Task objective: Every line that holds the string "getProductsList" is to be identified and copied.

Figure collection entries:
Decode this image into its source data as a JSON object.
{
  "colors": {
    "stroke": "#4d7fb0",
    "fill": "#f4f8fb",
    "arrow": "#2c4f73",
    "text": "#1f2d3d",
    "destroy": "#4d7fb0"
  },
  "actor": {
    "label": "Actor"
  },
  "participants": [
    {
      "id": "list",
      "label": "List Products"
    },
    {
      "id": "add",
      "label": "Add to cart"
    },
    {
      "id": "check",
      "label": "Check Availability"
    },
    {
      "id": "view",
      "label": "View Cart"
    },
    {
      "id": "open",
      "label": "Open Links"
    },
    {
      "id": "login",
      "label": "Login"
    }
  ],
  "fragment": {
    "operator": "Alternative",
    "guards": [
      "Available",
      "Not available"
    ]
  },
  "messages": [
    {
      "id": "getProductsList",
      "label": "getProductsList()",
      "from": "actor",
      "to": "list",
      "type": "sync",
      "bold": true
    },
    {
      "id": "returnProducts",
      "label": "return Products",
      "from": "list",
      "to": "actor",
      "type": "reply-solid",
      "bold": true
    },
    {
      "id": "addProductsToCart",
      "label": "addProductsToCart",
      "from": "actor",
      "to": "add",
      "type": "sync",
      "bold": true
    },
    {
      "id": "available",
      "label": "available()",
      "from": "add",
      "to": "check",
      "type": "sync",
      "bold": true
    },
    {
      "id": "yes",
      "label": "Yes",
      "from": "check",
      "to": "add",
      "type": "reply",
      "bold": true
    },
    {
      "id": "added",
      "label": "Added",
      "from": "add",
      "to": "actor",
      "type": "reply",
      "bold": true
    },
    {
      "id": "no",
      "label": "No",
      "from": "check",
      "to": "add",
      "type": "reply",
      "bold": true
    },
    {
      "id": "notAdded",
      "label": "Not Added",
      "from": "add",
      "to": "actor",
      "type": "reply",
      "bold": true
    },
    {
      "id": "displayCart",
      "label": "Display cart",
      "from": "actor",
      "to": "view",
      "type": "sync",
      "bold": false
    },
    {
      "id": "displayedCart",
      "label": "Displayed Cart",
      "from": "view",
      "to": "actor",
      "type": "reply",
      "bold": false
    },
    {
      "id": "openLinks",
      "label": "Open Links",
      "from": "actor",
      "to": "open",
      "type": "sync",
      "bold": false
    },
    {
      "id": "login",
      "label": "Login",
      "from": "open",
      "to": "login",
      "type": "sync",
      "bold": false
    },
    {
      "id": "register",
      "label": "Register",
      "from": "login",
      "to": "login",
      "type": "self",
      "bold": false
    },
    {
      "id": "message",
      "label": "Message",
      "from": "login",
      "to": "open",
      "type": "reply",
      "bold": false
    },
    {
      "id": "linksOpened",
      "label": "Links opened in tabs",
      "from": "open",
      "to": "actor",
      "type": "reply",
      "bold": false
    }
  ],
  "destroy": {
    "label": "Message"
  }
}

Solved exercise:
      "id": "getProductsList",
      "label": "getProductsList()",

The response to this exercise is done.